## What you need to do
Tally the lines that contain the string "Scaled" and give the number by itself.

*** Provided records ***

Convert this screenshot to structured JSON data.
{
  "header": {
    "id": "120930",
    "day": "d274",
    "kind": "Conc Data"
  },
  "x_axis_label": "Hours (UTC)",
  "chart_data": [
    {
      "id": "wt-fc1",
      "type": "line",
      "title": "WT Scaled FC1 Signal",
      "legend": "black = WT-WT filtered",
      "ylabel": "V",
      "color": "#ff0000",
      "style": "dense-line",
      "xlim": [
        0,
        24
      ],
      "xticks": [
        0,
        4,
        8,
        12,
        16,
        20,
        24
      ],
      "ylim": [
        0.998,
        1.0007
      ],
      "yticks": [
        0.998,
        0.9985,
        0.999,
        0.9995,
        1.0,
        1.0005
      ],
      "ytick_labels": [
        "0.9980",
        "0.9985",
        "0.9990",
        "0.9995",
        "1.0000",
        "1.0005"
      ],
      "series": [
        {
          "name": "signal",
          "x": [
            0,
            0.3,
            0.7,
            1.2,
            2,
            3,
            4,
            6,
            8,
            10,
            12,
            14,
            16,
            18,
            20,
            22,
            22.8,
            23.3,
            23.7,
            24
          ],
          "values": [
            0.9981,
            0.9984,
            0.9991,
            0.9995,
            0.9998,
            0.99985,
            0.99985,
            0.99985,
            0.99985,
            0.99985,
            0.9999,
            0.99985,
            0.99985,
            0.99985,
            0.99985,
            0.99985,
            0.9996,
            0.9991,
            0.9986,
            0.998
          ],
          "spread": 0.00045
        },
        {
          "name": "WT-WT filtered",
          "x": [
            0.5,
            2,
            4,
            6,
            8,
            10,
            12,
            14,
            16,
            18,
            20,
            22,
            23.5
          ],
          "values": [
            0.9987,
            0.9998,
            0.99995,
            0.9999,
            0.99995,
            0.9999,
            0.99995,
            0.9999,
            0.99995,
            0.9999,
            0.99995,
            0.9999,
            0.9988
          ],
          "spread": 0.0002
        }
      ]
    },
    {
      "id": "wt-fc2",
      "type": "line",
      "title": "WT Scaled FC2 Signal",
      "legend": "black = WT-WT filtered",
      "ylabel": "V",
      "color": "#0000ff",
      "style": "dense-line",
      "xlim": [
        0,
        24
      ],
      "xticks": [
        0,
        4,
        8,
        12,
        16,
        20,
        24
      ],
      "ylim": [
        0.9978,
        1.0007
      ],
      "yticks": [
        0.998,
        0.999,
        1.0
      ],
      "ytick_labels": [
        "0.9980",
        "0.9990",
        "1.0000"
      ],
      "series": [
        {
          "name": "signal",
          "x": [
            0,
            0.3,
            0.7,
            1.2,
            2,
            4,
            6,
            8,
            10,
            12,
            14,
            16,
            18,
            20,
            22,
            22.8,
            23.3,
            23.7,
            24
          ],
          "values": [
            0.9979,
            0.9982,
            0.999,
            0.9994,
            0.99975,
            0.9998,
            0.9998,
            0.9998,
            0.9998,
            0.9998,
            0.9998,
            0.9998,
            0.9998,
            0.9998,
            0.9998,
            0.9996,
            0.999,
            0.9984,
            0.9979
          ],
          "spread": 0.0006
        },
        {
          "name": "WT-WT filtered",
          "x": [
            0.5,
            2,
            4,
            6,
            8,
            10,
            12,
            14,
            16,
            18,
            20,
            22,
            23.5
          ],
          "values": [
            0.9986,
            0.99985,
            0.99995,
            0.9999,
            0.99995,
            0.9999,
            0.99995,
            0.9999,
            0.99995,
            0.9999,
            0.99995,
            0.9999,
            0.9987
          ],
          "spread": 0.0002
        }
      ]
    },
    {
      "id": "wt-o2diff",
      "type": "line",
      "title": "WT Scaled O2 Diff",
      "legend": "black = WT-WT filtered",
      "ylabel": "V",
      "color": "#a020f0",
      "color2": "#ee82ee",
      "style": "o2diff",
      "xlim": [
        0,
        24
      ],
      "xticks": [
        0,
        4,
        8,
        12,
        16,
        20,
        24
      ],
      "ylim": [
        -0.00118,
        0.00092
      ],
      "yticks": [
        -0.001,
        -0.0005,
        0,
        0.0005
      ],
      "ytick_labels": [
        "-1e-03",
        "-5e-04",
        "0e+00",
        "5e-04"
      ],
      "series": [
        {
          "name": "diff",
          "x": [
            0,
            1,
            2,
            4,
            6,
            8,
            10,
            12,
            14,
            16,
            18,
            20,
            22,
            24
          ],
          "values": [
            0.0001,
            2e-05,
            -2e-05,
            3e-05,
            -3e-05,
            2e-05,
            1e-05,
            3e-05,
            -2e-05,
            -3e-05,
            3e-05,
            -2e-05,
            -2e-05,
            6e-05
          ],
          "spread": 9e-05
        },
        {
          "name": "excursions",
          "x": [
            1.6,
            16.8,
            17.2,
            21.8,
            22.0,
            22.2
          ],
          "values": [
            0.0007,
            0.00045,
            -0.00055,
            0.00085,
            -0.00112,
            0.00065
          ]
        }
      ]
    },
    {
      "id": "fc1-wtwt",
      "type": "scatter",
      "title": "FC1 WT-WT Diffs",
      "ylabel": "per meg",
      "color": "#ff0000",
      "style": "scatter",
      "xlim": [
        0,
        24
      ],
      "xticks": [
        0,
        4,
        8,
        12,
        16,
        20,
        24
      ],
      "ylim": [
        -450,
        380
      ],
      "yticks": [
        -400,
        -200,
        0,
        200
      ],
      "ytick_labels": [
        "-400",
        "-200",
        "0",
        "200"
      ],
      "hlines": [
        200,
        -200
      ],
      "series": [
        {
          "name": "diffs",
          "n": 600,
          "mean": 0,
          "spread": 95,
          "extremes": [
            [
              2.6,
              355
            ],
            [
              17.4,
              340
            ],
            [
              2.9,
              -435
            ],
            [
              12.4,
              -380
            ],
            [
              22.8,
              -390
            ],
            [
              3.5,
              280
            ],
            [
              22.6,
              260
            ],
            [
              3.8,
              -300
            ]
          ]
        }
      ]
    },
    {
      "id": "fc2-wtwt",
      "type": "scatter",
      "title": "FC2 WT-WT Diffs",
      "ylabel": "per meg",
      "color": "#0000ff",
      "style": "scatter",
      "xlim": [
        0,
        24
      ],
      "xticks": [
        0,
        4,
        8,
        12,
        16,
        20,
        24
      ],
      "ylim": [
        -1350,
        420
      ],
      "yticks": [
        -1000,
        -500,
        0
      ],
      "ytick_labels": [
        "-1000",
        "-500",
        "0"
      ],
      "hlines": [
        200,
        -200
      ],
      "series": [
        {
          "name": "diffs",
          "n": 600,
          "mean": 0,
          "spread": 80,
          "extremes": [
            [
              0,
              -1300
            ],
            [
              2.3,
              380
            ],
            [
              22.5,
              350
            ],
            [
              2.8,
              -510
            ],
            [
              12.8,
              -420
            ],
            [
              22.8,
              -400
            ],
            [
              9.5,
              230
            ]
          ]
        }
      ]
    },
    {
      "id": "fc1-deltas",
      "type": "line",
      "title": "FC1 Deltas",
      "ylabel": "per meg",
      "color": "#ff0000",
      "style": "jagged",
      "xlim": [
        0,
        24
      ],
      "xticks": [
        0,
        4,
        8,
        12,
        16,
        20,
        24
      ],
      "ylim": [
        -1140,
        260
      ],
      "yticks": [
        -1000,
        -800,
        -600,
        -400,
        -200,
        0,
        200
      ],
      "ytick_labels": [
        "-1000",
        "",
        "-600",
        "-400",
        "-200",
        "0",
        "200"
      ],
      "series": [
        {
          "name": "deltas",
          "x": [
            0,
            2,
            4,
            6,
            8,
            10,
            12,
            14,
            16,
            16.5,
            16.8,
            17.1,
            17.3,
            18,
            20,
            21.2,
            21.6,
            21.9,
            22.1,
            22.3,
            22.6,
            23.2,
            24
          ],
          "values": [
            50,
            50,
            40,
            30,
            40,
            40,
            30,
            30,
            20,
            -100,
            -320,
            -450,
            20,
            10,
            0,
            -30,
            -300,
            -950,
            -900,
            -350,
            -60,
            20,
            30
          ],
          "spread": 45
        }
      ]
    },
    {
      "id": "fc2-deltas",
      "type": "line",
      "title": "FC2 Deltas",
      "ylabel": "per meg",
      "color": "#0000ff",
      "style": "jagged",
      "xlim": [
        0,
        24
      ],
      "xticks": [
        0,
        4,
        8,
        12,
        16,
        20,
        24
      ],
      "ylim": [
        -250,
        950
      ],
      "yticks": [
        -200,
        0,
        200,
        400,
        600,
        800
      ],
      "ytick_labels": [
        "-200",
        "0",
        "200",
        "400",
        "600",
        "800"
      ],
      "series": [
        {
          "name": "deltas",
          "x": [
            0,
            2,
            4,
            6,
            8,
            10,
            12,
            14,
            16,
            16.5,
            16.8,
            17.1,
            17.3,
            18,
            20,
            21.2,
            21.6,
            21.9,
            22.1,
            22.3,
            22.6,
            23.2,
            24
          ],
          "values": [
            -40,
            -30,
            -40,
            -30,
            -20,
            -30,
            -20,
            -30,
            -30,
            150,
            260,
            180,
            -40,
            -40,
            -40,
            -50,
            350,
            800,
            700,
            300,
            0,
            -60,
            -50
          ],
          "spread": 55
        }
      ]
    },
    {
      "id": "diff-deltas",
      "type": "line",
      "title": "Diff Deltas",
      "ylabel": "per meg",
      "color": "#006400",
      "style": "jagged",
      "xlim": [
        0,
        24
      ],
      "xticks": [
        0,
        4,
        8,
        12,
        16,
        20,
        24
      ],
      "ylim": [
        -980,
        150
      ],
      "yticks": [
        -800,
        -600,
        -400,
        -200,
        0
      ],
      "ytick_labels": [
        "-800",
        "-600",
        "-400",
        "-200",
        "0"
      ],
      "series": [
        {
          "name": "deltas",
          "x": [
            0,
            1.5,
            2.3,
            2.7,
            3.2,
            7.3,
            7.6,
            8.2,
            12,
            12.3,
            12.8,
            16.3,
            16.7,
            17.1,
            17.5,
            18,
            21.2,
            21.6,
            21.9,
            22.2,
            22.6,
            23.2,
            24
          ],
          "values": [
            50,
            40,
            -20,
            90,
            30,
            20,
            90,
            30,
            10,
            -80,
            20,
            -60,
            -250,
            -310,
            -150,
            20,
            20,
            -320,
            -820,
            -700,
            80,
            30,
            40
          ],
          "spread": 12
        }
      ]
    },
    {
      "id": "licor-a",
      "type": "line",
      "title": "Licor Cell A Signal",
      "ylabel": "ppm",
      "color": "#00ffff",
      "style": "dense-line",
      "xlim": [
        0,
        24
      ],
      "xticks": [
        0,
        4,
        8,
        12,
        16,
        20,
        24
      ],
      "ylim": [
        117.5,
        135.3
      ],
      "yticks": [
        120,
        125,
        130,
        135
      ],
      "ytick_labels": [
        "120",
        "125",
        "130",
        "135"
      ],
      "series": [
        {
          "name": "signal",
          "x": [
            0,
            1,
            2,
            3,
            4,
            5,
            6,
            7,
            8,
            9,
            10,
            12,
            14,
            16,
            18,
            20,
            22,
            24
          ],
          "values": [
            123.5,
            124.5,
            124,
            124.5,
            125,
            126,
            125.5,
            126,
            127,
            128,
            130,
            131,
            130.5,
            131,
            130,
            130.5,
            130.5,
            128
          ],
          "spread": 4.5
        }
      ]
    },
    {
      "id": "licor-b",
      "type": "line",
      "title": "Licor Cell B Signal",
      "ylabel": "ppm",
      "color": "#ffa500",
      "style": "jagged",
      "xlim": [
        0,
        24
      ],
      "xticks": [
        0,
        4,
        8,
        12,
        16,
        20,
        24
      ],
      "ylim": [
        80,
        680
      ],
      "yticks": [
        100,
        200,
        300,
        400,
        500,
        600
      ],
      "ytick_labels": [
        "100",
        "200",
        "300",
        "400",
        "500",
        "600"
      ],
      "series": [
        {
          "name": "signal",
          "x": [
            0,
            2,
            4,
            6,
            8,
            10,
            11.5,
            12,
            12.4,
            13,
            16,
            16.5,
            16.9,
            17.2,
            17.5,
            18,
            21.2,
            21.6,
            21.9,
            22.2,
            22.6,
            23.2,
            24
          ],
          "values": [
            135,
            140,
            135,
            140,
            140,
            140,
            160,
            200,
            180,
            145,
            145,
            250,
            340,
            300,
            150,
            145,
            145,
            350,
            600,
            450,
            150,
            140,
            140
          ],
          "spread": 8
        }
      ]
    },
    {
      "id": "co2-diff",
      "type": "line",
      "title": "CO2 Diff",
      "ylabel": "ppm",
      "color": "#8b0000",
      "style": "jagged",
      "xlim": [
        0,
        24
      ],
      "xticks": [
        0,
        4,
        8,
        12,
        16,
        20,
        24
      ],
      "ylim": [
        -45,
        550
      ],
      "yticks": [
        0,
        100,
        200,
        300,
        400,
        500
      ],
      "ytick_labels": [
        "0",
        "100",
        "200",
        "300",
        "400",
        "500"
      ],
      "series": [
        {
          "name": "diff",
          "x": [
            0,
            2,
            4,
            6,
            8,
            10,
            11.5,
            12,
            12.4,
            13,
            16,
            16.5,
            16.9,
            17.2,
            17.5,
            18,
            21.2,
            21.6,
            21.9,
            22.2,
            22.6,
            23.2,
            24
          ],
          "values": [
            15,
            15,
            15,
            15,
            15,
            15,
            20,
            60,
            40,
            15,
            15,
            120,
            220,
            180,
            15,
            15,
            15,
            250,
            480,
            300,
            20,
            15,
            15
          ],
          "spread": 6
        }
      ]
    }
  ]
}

***

## Exercise solution
3